Your goal: Quote the data below in full, please, without altering anything.
═══
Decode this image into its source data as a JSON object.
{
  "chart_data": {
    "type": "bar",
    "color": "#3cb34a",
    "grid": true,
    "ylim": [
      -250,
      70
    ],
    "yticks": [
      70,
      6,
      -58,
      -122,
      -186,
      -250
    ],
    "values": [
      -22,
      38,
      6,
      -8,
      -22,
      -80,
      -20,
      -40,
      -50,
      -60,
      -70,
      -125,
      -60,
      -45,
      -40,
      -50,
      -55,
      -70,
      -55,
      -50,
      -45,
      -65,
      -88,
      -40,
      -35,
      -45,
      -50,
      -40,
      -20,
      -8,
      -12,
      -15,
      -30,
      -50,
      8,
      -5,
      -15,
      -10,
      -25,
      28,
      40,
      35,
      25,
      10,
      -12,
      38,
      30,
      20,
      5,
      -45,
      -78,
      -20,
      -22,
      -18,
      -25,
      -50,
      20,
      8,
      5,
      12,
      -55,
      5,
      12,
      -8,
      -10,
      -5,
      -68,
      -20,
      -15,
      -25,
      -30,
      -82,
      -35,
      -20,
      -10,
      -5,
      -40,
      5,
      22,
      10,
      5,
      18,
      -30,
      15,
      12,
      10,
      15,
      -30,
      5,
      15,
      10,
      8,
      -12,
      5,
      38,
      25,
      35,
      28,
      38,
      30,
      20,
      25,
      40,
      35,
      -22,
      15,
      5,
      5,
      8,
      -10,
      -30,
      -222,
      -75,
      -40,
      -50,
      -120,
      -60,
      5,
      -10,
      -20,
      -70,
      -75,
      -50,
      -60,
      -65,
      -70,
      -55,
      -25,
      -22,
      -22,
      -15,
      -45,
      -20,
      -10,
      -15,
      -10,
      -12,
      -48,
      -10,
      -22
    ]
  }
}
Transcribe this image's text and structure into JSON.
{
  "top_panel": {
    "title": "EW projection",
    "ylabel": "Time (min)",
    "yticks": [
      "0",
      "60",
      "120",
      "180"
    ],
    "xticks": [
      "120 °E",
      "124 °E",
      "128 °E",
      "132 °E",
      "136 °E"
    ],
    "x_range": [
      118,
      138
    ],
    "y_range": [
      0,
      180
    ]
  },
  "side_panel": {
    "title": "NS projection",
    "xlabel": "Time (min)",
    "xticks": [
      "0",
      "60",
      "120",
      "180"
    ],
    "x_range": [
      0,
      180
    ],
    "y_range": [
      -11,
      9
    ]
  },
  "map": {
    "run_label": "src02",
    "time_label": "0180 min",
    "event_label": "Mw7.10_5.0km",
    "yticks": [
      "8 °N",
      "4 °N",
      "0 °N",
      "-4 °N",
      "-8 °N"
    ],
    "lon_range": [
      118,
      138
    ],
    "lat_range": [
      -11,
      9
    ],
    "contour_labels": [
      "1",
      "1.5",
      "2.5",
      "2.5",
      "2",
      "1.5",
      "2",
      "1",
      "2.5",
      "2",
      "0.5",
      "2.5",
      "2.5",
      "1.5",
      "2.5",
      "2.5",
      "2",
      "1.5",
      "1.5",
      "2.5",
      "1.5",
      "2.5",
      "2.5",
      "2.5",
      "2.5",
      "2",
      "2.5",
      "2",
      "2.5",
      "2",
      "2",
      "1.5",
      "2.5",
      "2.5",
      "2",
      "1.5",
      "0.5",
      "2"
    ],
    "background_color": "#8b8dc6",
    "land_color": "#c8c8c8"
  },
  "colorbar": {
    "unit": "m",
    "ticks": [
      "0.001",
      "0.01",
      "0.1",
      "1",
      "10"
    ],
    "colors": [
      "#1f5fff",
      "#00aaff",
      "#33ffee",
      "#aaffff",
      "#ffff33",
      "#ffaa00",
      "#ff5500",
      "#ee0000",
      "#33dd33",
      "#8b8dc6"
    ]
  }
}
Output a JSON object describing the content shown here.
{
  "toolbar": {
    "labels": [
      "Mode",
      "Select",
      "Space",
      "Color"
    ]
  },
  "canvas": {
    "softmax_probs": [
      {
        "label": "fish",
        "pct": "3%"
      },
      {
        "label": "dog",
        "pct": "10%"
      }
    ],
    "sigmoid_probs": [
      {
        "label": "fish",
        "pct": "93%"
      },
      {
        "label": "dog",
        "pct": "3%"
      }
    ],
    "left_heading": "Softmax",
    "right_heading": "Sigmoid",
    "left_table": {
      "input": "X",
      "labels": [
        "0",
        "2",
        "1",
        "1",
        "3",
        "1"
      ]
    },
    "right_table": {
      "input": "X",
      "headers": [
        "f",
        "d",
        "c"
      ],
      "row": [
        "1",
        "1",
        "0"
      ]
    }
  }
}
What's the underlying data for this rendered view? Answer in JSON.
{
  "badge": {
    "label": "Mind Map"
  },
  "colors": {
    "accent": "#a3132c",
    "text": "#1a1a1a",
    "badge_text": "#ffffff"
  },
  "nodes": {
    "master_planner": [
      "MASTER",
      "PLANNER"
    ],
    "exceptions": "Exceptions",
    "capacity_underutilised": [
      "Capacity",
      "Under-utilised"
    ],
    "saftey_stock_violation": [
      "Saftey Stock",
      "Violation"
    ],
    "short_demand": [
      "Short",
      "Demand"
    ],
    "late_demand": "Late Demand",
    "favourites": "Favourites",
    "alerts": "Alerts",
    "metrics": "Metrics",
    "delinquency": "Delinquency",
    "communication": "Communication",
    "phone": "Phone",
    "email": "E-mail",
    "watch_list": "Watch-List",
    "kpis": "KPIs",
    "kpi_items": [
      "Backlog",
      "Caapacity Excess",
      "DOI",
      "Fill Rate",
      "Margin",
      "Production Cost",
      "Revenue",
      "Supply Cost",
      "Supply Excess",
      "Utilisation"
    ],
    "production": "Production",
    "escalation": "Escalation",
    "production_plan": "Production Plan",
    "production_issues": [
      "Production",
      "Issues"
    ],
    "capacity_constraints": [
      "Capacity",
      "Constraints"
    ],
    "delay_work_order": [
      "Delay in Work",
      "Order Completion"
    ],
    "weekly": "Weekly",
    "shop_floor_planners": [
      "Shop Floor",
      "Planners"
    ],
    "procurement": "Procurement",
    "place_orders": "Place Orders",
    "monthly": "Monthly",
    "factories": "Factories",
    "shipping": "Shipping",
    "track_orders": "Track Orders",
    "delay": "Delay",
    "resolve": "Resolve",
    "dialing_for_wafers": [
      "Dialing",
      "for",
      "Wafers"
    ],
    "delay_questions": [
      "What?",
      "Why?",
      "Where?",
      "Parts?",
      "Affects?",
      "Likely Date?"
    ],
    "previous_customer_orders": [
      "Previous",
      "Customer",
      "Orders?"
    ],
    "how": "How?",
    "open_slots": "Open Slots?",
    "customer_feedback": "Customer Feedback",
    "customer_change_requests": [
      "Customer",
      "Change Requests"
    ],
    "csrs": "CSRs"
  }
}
═══
The output:
Decode this image into its source data as a JSON object.
{
  "chart_data": {
    "type": "bar",
    "color": "#3cb34a",
    "grid": true,
    "ylim": [
      -250,
      70
    ],
    "yticks": [
      70,
      6,
      -58,
      -122,
      -186,
      -250
    ],
    "values": [
      -22,
      38,
      6,
      -8,
      -22,
      -80,
      -20,
      -40,
      -50,
      -60,
      -70,
      -125,
      -60,
      -45,
      -40,
      -50,
      -55,
      -70,
      -55,
      -50,
      -45,
      -65,
      -88,
      -40,
      -35,
      -45,
      -50,
      -40,
      -20,
      -8,
      -12,
      -15,
      -30,
      -50,
      8,
      -5,
      -15,
      -10,
      -25,
      28,
      40,
      35,
      25,
      10,
      -12,
      38,
      30,
      20,
      5,
      -45,
      -78,
      -20,
      -22,
      -18,
      -25,
      -50,
      20,
      8,
      5,
      12,
      -55,
      5,
      12,
      -8,
      -10,
      -5,
      -68,
      -20,
      -15,
      -25,
      -30,
      -82,
      -35,
      -20,
      -10,
      -5,
      -40,
      5,
      22,
      10,
      5,
      18,
      -30,
      15,
      12,
      10,
      15,
      -30,
      5,
      15,
      10,
      8,
      -12,
      5,
      38,
      25,
      35,
      28,
      38,
      30,
      20,
      25,
      40,
      35,
      -22,
      15,
      5,
      5,
      8,
      -10,
      -30,
      -222,
      -75,
      -40,
      -50,
      -120,
      -60,
      5,
      -10,
      -20,
      -70,
      -75,
      -50,
      -60,
      -65,
      -70,
      -55,
      -25,
      -22,
      -22,
      -15,
      -45,
      -20,
      -10,
      -15,
      -10,
      -12,
      -48,
      -10,
      -22
    ]
  }
}
Transcribe this image's text and structure into JSON.
{
  "top_panel": {
    "title": "EW projection",
    "ylabel": "Time (min)",
    "yticks": [
      "0",
      "60",
      "120",
      "180"
    ],
    "xticks": [
      "120 °E",
      "124 °E",
      "128 °E",
      "132 °E",
      "136 °E"
    ],
    "x_range": [
      118,
      138
    ],
    "y_range": [
      0,
      180
    ]
  },
  "side_panel": {
    "title": "NS projection",
    "xlabel": "Time (min)",
    "xticks": [
      "0",
      "60",
      "120",
      "180"
    ],
    "x_range": [
      0,
      180
    ],
    "y_range": [
      -11,
      9
    ]
  },
  "map": {
    "run_label": "src02",
    "time_label": "0180 min",
    "event_label": "Mw7.10_5.0km",
    "yticks": [
      "8 °N",
      "4 °N",
      "0 °N",
      "-4 °N",
      "-8 °N"
    ],
    "lon_range": [
      118,
      138
    ],
    "lat_range": [
      -11,
      9
    ],
    "contour_labels": [
      "1",
      "1.5",
      "2.5",
      "2.5",
      "2",
      "1.5",
      "2",
      "1",
      "2.5",
      "2",
      "0.5",
      "2.5",
      "2.5",
      "1.5",
      "2.5",
      "2.5",
      "2",
      "1.5",
      "1.5",
      "2.5",
      "1.5",
      "2.5",
      "2.5",
      "2.5",
      "2.5",
      "2",
      "2.5",
      "2",
      "2.5",
      "2",
      "2",
      "1.5",
      "2.5",
      "2.5",
      "2",
      "1.5",
      "0.5",
      "2"
    ],
    "background_color": "#8b8dc6",
    "land_color": "#c8c8c8"
  },
  "colorbar": {
    "unit": "m",
    "ticks": [
      "0.001",
      "0.01",
      "0.1",
      "1",
      "10"
    ],
    "colors": [
      "#1f5fff",
      "#00aaff",
      "#33ffee",
      "#aaffff",
      "#ffff33",
      "#ffaa00",
      "#ff5500",
      "#ee0000",
      "#33dd33",
      "#8b8dc6"
    ]
  }
}
Output a JSON object describing the content shown here.
{
  "toolbar": {
    "labels": [
      "Mode",
      "Select",
      "Space",
      "Color"
    ]
  },
  "canvas": {
    "softmax_probs": [
      {
        "label": "fish",
        "pct": "3%"
      },
      {
        "label": "dog",
        "pct": "10%"
      }
    ],
    "sigmoid_probs": [
      {
        "label": "fish",
        "pct": "93%"
      },
      {
        "label": "dog",
        "pct": "3%"
      }
    ],
    "left_heading": "Softmax",
    "right_heading": "Sigmoid",
    "left_table": {
      "input": "X",
      "labels": [
        "0",
        "2",
        "1",
        "1",
        "3",
        "1"
      ]
    },
    "right_table": {
      "input": "X",
      "headers": [
        "f",
        "d",
        "c"
      ],
      "row": [
        "1",
        "1",
        "0"
      ]
    }
  }
}
What's the underlying data for this rendered view? Answer in JSON.
{
  "badge": {
    "label": "Mind Map"
  },
  "colors": {
    "accent": "#a3132c",
    "text": "#1a1a1a",
    "badge_text": "#ffffff"
  },
  "nodes": {
    "master_planner": [
      "MASTER",
      "PLANNER"
    ],
    "exceptions": "Exceptions",
    "capacity_underutilised": [
      "Capacity",
      "Under-utilised"
    ],
    "saftey_stock_violation": [
      "Saftey Stock",
      "Violation"
    ],
    "short_demand": [
      "Short",
      "Demand"
    ],
    "late_demand": "Late Demand",
    "favourites": "Favourites",
    "alerts": "Alerts",
    "metrics": "Metrics",
    "delinquency": "Delinquency",
    "communication": "Communication",
    "phone": "Phone",
    "email": "E-mail",
    "watch_list": "Watch-List",
    "kpis": "KPIs",
    "kpi_items": [
      "Backlog",
      "Caapacity Excess",
      "DOI",
      "Fill Rate",
      "Margin",
      "Production Cost",
      "Revenue",
      "Supply Cost",
      "Supply Excess",
      "Utilisation"
    ],
    "production": "Production",
    "escalation": "Escalation",
    "production_plan": "Production Plan",
    "production_issues": [
      "Production",
      "Issues"
    ],
    "capacity_constraints": [
      "Capacity",
      "Constraints"
    ],
    "delay_work_order": [
      "Delay in Work",
      "Order Completion"
    ],
    "weekly": "Weekly",
    "shop_floor_planners": [
      "Shop Floor",
      "Planners"
    ],
    "procurement": "Procurement",
    "place_orders": "Place Orders",
    "monthly": "Monthly",
    "factories": "Factories",
    "shipping": "Shipping",
    "track_orders": "Track Orders",
    "delay": "Delay",
    "resolve": "Resolve",
    "dialing_for_wafers": [
      "Dialing",
      "for",
      "Wafers"
    ],
    "delay_questions": [
      "What?",
      "Why?",
      "Where?",
      "Parts?",
      "Affects?",
      "Likely Date?"
    ],
    "previous_customer_orders": [
      "Previous",
      "Customer",
      "Orders?"
    ],
    "how": "How?",
    "open_slots": "Open Slots?",
    "customer_feedback": "Customer Feedback",
    "customer_change_requests": [
      "Customer",
      "Change Requests"
    ],
    "csrs": "CSRs"
  }
}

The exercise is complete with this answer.